## EXERCISE
Repeat the whole listing below, word for word.

(Stored data)

╭──

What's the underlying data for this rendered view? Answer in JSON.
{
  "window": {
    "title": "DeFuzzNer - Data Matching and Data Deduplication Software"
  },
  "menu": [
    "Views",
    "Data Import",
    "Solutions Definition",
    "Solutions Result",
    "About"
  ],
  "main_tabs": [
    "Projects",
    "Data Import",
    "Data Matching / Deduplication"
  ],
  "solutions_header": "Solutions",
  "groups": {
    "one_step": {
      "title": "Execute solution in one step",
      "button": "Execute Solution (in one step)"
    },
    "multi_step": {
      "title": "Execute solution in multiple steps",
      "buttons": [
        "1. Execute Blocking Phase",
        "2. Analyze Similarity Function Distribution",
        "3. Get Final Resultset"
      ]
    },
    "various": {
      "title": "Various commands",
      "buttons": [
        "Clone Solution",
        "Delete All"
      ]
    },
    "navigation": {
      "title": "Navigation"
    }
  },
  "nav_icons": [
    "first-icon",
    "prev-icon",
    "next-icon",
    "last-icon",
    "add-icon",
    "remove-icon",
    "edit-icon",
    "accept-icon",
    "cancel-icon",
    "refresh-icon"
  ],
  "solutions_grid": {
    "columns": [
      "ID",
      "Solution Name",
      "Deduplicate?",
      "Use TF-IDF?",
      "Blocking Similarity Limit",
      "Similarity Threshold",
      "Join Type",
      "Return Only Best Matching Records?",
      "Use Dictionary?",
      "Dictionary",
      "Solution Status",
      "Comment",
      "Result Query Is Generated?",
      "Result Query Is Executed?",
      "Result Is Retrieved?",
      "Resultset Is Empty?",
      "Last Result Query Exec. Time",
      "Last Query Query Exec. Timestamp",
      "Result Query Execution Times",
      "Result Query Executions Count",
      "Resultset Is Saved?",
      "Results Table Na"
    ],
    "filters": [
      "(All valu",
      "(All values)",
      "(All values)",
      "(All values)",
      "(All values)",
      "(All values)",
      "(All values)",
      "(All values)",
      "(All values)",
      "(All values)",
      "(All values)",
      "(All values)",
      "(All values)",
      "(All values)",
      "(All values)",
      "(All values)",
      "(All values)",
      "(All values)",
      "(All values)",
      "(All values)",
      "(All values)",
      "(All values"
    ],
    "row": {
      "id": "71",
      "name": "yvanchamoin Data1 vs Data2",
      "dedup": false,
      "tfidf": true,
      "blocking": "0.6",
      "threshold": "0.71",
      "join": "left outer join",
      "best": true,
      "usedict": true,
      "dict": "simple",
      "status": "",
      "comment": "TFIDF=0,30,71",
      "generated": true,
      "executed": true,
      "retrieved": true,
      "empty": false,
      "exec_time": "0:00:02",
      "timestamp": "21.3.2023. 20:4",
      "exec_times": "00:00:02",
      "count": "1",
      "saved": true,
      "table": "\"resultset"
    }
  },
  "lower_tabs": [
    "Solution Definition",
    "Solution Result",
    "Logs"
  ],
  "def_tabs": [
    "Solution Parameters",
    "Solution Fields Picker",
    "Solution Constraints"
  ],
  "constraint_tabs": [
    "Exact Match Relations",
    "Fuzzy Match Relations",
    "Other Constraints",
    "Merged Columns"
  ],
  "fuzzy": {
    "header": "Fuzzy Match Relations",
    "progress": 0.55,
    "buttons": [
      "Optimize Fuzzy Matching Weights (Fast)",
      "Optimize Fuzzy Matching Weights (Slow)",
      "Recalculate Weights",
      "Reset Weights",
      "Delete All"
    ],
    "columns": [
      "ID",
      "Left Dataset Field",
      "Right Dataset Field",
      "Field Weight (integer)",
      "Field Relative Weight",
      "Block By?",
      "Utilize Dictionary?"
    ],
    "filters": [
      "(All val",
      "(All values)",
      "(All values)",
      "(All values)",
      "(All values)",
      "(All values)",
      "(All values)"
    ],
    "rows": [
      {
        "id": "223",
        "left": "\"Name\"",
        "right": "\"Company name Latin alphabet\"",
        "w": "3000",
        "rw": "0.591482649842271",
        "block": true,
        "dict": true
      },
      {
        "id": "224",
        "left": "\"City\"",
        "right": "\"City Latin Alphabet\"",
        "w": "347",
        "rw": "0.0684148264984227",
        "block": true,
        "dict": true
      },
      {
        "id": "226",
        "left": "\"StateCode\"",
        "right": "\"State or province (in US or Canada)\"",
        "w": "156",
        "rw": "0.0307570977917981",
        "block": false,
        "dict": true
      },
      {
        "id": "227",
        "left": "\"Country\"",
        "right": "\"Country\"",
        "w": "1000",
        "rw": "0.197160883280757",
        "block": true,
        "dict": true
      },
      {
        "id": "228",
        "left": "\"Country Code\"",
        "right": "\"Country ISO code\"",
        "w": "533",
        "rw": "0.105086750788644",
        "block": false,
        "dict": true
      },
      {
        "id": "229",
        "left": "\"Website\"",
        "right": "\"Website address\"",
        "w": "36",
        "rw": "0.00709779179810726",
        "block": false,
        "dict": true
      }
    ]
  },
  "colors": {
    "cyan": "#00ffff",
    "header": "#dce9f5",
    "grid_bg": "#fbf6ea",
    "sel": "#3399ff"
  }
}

╰──

## RESPONSE TO THE EXERCISE
What's the underlying data for this rendered view? Answer in JSON.
{
  "window": {
    "title": "DeFuzzNer - Data Matching and Data Deduplication Software"
  },
  "menu": [
    "Views",
    "Data Import",
    "Solutions Definition",
    "Solutions Result",
    "About"
  ],
  "main_tabs": [
    "Projects",
    "Data Import",
    "Data Matching / Deduplication"
  ],
  "solutions_header": "Solutions",
  "groups": {
    "one_step": {
      "title": "Execute solution in one step",
      "button": "Execute Solution (in one step)"
    },
    "multi_step": {
      "title": "Execute solution in multiple steps",
      "buttons": [
        "1. Execute Blocking Phase",
        "2. Analyze Similarity Function Distribution",
        "3. Get Final Resultset"
      ]
    },
    "various": {
      "title": "Various commands",
      "buttons": [
        "Clone Solution",
        "Delete All"
      ]
    },
    "navigation": {
      "title": "Navigation"
    }
  },
  "nav_icons": [
    "first-icon",
    "prev-icon",
    "next-icon",
    "last-icon",
    "add-icon",
    "remove-icon",
    "edit-icon",
    "accept-icon",
    "cancel-icon",
    "refresh-icon"
  ],
  "solutions_grid": {
    "columns": [
      "ID",
      "Solution Name",
      "Deduplicate?",
      "Use TF-IDF?",
      "Blocking Similarity Limit",
      "Similarity Threshold",
      "Join Type",
      "Return Only Best Matching Records?",
      "Use Dictionary?",
      "Dictionary",
      "Solution Status",
      "Comment",
      "Result Query Is Generated?",
      "Result Query Is Executed?",
      "Result Is Retrieved?",
      "Resultset Is Empty?",
      "Last Result Query Exec. Time",
      "Last Query Query Exec. Timestamp",
      "Result Query Execution Times",
      "Result Query Executions Count",
      "Resultset Is Saved?",
      "Results Table Na"
    ],
    "filters": [
      "(All valu",
      "(All values)",
      "(All values)",
      "(All values)",
      "(All values)",
      "(All values)",
      "(All values)",
      "(All values)",
      "(All values)",
      "(All values)",
      "(All values)",
      "(All values)",
      "(All values)",
      "(All values)",
      "(All values)",
      "(All values)",
      "(All values)",
      "(All values)",
      "(All values)",
      "(All values)",
      "(All values)",
      "(All values"
    ],
    "row": {
      "id": "71",
      "name": "yvanchamoin Data1 vs Data2",
      "dedup": false,
      "tfidf": true,
      "blocking": "0.6",
      "threshold": "0.71",
      "join": "left outer join",
      "best": true,
      "usedict": true,
      "dict": "simple",
      "status": "",
      "comment": "TFIDF=0,30,71",
      "generated": true,
      "executed": true,
      "retrieved": true,
      "empty": false,
      "exec_time": "0:00:02",
      "timestamp": "21.3.2023. 20:4",
      "exec_times": "00:00:02",
      "count": "1",
      "saved": true,
      "table": "\"resultset"
    }
  },
  "lower_tabs": [
    "Solution Definition",
    "Solution Result",
    "Logs"
  ],
  "def_tabs": [
    "Solution Parameters",
    "Solution Fields Picker",
    "Solution Constraints"
  ],
  "constraint_tabs": [
    "Exact Match Relations",
    "Fuzzy Match Relations",
    "Other Constraints",
    "Merged Columns"
  ],
  "fuzzy": {
    "header": "Fuzzy Match Relations",
    "progress": 0.55,
    "buttons": [
      "Optimize Fuzzy Matching Weights (Fast)",
      "Optimize Fuzzy Matching Weights (Slow)",
      "Recalculate Weights",
      "Reset Weights",
      "Delete All"
    ],
    "columns": [
      "ID",
      "Left Dataset Field",
      "Right Dataset Field",
      "Field Weight (integer)",
      "Field Relative Weight",
      "Block By?",
      "Utilize Dictionary?"
    ],
    "filters": [
      "(All val",
      "(All values)",
      "(All values)",
      "(All values)",
      "(All values)",
      "(All values)",
      "(All values)"
    ],
    "rows": [
      {
        "id": "223",
        "left": "\"Name\"",
        "right": "\"Company name Latin alphabet\"",
        "w": "3000",
        "rw": "0.591482649842271",
        "block": true,
        "dict": true
      },
      {
        "id": "224",
        "left": "\"City\"",
        "right": "\"City Latin Alphabet\"",
        "w": "347",
        "rw": "0.0684148264984227",
        "block": true,
        "dict": true
      },
      {
        "id": "226",
        "left": "\"StateCode\"",
        "right": "\"State or province (in US or Canada)\"",
        "w": "156",
        "rw": "0.0307570977917981",
        "block": false,
        "dict": true
      },
      {
        "id": "227",
        "left": "\"Country\"",
        "right": "\"Country\"",
        "w": "1000",
        "rw": "0.197160883280757",
        "block": true,
        "dict": true
      },
      {
        "id": "228",
        "left": "\"Country Code\"",
        "right": "\"Country ISO code\"",
        "w": "533",
        "rw": "0.105086750788644",
        "block": false,
        "dict": true
      },
      {
        "id": "229",
        "left": "\"Website\"",
        "right": "\"Website address\"",
        "w": "36",
        "rw": "0.00709779179810726",
        "block": false,
        "dict": true
      }
    ]
  },
  "colors": {
    "cyan": "#00ffff",
    "header": "#dce9f5",
    "grid_bg": "#fbf6ea",
    "sel": "#3399ff"
  }
}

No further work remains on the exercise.